- **Problem to work on**:
Copy each line of the data below exactly, leaving out pictures.

- **Data for processing**:
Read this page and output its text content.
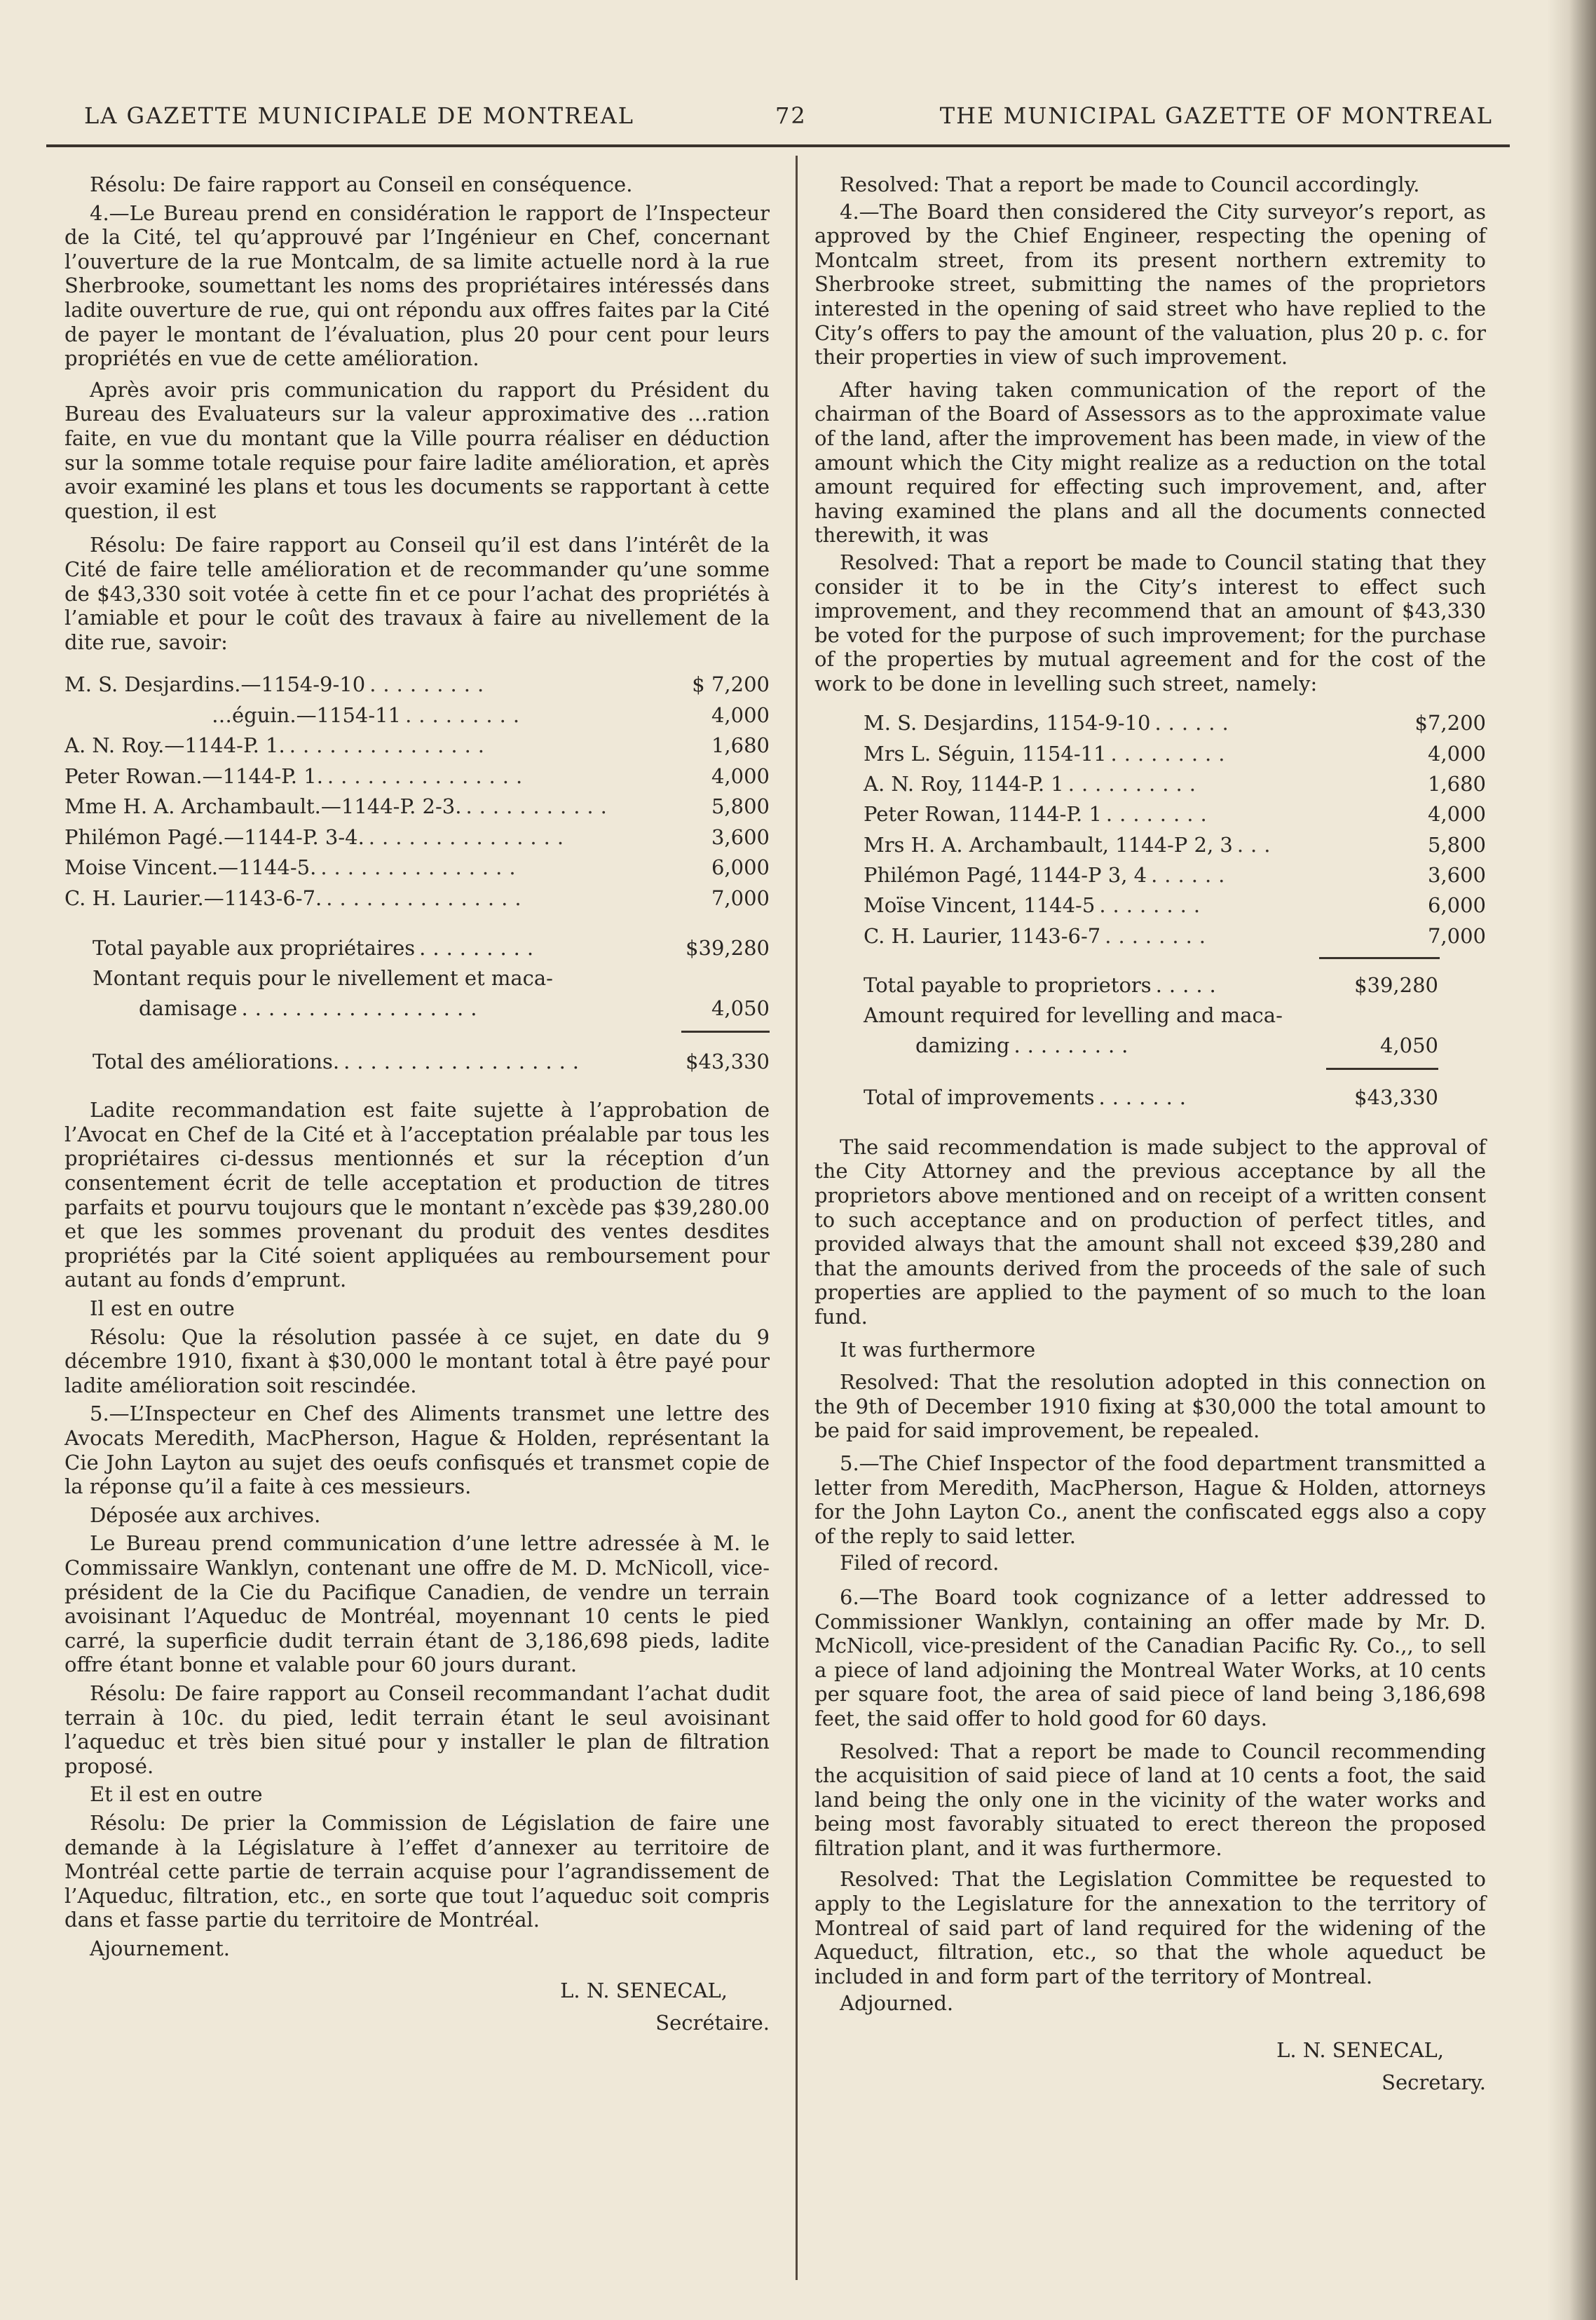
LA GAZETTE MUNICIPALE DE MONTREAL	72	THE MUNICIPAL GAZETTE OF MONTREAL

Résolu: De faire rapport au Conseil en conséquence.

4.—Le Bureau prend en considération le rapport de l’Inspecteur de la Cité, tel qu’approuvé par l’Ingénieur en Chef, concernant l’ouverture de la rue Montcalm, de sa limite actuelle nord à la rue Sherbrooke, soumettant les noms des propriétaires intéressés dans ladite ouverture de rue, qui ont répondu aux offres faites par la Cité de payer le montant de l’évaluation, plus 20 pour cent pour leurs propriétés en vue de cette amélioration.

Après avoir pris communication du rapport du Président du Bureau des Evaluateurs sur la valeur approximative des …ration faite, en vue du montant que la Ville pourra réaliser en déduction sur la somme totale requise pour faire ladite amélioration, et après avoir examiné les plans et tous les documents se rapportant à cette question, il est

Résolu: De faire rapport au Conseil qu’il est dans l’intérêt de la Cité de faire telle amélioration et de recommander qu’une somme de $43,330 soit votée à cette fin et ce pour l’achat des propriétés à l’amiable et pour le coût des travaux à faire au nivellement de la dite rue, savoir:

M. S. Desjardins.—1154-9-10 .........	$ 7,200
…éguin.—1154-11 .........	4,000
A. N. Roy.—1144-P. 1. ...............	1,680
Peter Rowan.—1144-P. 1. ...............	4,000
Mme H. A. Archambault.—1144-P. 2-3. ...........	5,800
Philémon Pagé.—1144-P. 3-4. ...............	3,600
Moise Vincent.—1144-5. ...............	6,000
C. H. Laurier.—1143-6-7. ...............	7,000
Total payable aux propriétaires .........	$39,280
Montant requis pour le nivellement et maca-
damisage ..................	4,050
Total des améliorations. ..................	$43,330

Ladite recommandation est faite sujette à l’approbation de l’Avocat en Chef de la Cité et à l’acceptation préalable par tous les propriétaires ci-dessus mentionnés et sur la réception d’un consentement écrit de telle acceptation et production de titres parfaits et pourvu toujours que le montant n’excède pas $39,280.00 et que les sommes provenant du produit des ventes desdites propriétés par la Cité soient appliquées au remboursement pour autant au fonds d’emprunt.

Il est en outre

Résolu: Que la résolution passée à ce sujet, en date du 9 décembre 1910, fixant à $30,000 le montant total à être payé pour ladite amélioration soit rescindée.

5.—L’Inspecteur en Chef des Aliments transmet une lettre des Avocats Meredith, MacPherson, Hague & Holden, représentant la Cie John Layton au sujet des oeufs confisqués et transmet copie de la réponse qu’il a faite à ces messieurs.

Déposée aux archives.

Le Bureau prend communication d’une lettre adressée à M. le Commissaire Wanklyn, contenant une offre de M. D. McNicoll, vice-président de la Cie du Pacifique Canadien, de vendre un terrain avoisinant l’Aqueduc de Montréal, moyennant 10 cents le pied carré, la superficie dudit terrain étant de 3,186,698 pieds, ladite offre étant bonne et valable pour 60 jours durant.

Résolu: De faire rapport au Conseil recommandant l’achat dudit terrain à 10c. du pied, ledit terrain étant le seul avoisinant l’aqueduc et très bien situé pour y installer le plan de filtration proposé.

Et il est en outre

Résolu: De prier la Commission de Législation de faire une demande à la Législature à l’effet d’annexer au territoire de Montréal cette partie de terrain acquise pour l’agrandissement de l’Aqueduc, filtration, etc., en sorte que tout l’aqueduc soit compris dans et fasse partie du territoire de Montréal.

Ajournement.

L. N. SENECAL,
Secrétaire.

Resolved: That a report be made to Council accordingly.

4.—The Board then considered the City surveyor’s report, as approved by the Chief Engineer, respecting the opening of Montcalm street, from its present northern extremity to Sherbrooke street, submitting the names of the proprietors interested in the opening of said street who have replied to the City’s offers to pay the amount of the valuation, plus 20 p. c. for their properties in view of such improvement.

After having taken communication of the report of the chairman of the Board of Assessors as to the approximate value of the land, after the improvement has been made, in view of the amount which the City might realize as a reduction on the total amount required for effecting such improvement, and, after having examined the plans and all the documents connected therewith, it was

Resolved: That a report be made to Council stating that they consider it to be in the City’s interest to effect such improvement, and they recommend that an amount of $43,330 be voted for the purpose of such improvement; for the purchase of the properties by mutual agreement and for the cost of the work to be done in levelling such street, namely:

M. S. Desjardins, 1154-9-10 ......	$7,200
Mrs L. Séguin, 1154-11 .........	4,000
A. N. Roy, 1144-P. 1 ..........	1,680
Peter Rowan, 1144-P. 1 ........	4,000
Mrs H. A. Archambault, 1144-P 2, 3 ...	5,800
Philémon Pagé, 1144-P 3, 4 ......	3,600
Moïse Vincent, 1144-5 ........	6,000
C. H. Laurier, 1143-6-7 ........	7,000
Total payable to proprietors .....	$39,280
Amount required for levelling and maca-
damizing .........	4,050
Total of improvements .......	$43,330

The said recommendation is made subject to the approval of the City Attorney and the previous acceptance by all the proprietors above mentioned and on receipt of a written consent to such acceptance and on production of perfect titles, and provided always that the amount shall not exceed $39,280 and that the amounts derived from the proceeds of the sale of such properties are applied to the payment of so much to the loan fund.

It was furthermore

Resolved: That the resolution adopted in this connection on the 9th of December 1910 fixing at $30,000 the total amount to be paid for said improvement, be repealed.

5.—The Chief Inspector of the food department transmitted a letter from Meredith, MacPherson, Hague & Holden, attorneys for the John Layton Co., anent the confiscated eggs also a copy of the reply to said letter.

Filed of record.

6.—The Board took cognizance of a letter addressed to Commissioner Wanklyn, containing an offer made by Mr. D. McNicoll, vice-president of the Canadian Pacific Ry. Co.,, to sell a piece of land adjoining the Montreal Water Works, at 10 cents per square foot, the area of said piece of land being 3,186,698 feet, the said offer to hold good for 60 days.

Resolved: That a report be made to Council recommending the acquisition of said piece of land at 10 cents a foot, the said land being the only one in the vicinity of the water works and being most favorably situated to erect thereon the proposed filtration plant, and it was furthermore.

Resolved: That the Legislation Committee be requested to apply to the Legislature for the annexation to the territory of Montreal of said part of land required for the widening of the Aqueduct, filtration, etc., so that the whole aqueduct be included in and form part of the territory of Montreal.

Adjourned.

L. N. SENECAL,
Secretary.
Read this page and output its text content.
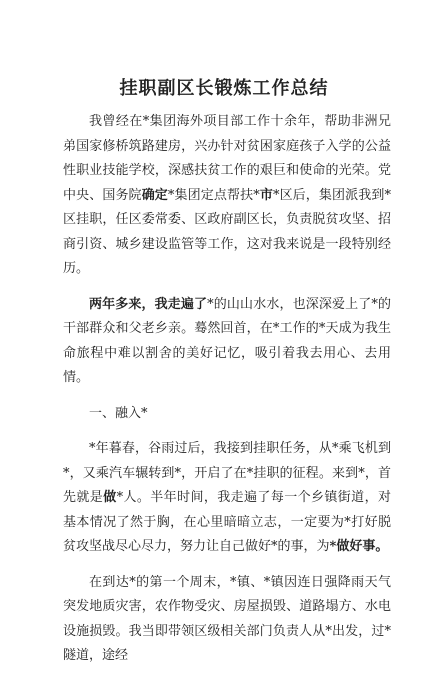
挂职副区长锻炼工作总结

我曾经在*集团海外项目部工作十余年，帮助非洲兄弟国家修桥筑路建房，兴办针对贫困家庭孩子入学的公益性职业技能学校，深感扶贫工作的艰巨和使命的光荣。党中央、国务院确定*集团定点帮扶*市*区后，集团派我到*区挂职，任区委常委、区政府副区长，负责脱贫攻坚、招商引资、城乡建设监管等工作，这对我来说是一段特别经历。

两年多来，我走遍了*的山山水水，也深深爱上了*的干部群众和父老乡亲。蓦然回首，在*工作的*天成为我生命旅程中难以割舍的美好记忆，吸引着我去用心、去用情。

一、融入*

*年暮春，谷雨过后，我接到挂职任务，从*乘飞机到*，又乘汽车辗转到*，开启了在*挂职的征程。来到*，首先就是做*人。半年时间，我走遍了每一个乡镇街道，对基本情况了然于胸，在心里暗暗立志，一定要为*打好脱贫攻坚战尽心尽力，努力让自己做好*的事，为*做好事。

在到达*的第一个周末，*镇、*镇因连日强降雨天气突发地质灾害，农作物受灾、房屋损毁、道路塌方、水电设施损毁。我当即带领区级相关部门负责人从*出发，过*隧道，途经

- **Full output**:
Read this page and output its text content.
LA GAZETTE MUNICIPALE DE MONTREAL	72	THE MUNICIPAL GAZETTE OF MONTREAL

Résolu: De faire rapport au Conseil en conséquence.

4.—Le Bureau prend en considération le rapport de l’Inspecteur de la Cité, tel qu’approuvé par l’Ingénieur en Chef, concernant l’ouverture de la rue Montcalm, de sa limite actuelle nord à la rue Sherbrooke, soumettant les noms des propriétaires intéressés dans ladite ouverture de rue, qui ont répondu aux offres faites par la Cité de payer le montant de l’évaluation, plus 20 pour cent pour leurs propriétés en vue de cette amélioration.

Après avoir pris communication du rapport du Président du Bureau des Evaluateurs sur la valeur approximative des …ration faite, en vue du montant que la Ville pourra réaliser en déduction sur la somme totale requise pour faire ladite amélioration, et après avoir examiné les plans et tous les documents se rapportant à cette question, il est

Résolu: De faire rapport au Conseil qu’il est dans l’intérêt de la Cité de faire telle amélioration et de recommander qu’une somme de $43,330 soit votée à cette fin et ce pour l’achat des propriétés à l’amiable et pour le coût des travaux à faire au nivellement de la dite rue, savoir:

M. S. Desjardins.—1154-9-10 .........	$ 7,200
…éguin.—1154-11 .........	4,000
A. N. Roy.—1144-P. 1. ...............	1,680
Peter Rowan.—1144-P. 1. ...............	4,000
Mme H. A. Archambault.—1144-P. 2-3. ...........	5,800
Philémon Pagé.—1144-P. 3-4. ...............	3,600
Moise Vincent.—1144-5. ...............	6,000
C. H. Laurier.—1143-6-7. ...............	7,000
Total payable aux propriétaires .........	$39,280
Montant requis pour le nivellement et maca-
damisage ..................	4,050
Total des améliorations. ..................	$43,330

Ladite recommandation est faite sujette à l’approbation de l’Avocat en Chef de la Cité et à l’acceptation préalable par tous les propriétaires ci-dessus mentionnés et sur la réception d’un consentement écrit de telle acceptation et production de titres parfaits et pourvu toujours que le montant n’excède pas $39,280.00 et que les sommes provenant du produit des ventes desdites propriétés par la Cité soient appliquées au remboursement pour autant au fonds d’emprunt.

Il est en outre

Résolu: Que la résolution passée à ce sujet, en date du 9 décembre 1910, fixant à $30,000 le montant total à être payé pour ladite amélioration soit rescindée.

5.—L’Inspecteur en Chef des Aliments transmet une lettre des Avocats Meredith, MacPherson, Hague & Holden, représentant la Cie John Layton au sujet des oeufs confisqués et transmet copie de la réponse qu’il a faite à ces messieurs.

Déposée aux archives.

Le Bureau prend communication d’une lettre adressée à M. le Commissaire Wanklyn, contenant une offre de M. D. McNicoll, vice-président de la Cie du Pacifique Canadien, de vendre un terrain avoisinant l’Aqueduc de Montréal, moyennant 10 cents le pied carré, la superficie dudit terrain étant de 3,186,698 pieds, ladite offre étant bonne et valable pour 60 jours durant.

Résolu: De faire rapport au Conseil recommandant l’achat dudit terrain à 10c. du pied, ledit terrain étant le seul avoisinant l’aqueduc et très bien situé pour y installer le plan de filtration proposé.

Et il est en outre

Résolu: De prier la Commission de Législation de faire une demande à la Législature à l’effet d’annexer au territoire de Montréal cette partie de terrain acquise pour l’agrandissement de l’Aqueduc, filtration, etc., en sorte que tout l’aqueduc soit compris dans et fasse partie du territoire de Montréal.

Ajournement.

L. N. SENECAL,
Secrétaire.

Resolved: That a report be made to Council accordingly.

4.—The Board then considered the City surveyor’s report, as approved by the Chief Engineer, respecting the opening of Montcalm street, from its present northern extremity to Sherbrooke street, submitting the names of the proprietors interested in the opening of said street who have replied to the City’s offers to pay the amount of the valuation, plus 20 p. c. for their properties in view of such improvement.

After having taken communication of the report of the chairman of the Board of Assessors as to the approximate value of the land, after the improvement has been made, in view of the amount which the City might realize as a reduction on the total amount required for effecting such improvement, and, after having examined the plans and all the documents connected therewith, it was

Resolved: That a report be made to Council stating that they consider it to be in the City’s interest to effect such improvement, and they recommend that an amount of $43,330 be voted for the purpose of such improvement; for the purchase of the properties by mutual agreement and for the cost of the work to be done in levelling such street, namely:

M. S. Desjardins, 1154-9-10 ......	$7,200
Mrs L. Séguin, 1154-11 .........	4,000
A. N. Roy, 1144-P. 1 ..........	1,680
Peter Rowan, 1144-P. 1 ........	4,000
Mrs H. A. Archambault, 1144-P 2, 3 ...	5,800
Philémon Pagé, 1144-P 3, 4 ......	3,600
Moïse Vincent, 1144-5 ........	6,000
C. H. Laurier, 1143-6-7 ........	7,000
Total payable to proprietors .....	$39,280
Amount required for levelling and maca-
damizing .........	4,050
Total of improvements .......	$43,330

The said recommendation is made subject to the approval of the City Attorney and the previous acceptance by all the proprietors above mentioned and on receipt of a written consent to such acceptance and on production of perfect titles, and provided always that the amount shall not exceed $39,280 and that the amounts derived from the proceeds of the sale of such properties are applied to the payment of so much to the loan fund.

It was furthermore

Resolved: That the resolution adopted in this connection on the 9th of December 1910 fixing at $30,000 the total amount to be paid for said improvement, be repealed.

5.—The Chief Inspector of the food department transmitted a letter from Meredith, MacPherson, Hague & Holden, attorneys for the John Layton Co., anent the confiscated eggs also a copy of the reply to said letter.

Filed of record.

6.—The Board took cognizance of a letter addressed to Commissioner Wanklyn, containing an offer made by Mr. D. McNicoll, vice-president of the Canadian Pacific Ry. Co.,, to sell a piece of land adjoining the Montreal Water Works, at 10 cents per square foot, the area of said piece of land being 3,186,698 feet, the said offer to hold good for 60 days.

Resolved: That a report be made to Council recommending the acquisition of said piece of land at 10 cents a foot, the said land being the only one in the vicinity of the water works and being most favorably situated to erect thereon the proposed filtration plant, and it was furthermore.

Resolved: That the Legislation Committee be requested to apply to the Legislature for the annexation to the territory of Montreal of said part of land required for the widening of the Aqueduct, filtration, etc., so that the whole aqueduct be included in and form part of the territory of Montreal.

Adjourned.

L. N. SENECAL,
Secretary.
Read this page and output its text content.
挂职副区长锻炼工作总结

我曾经在*集团海外项目部工作十余年，帮助非洲兄弟国家修桥筑路建房，兴办针对贫困家庭孩子入学的公益性职业技能学校，深感扶贫工作的艰巨和使命的光荣。党中央、国务院确定*集团定点帮扶*市*区后，集团派我到*区挂职，任区委常委、区政府副区长，负责脱贫攻坚、招商引资、城乡建设监管等工作，这对我来说是一段特别经历。

两年多来，我走遍了*的山山水水，也深深爱上了*的干部群众和父老乡亲。蓦然回首，在*工作的*天成为我生命旅程中难以割舍的美好记忆，吸引着我去用心、去用情。

一、融入*

*年暮春，谷雨过后，我接到挂职任务，从*乘飞机到*，又乘汽车辗转到*，开启了在*挂职的征程。来到*，首先就是做*人。半年时间，我走遍了每一个乡镇街道，对基本情况了然于胸，在心里暗暗立志，一定要为*打好脱贫攻坚战尽心尽力，努力让自己做好*的事，为*做好事。

在到达*的第一个周末，*镇、*镇因连日强降雨天气突发地质灾害，农作物受灾、房屋损毁、道路塌方、水电设施损毁。我当即带领区级相关部门负责人从*出发，过*隧道，途经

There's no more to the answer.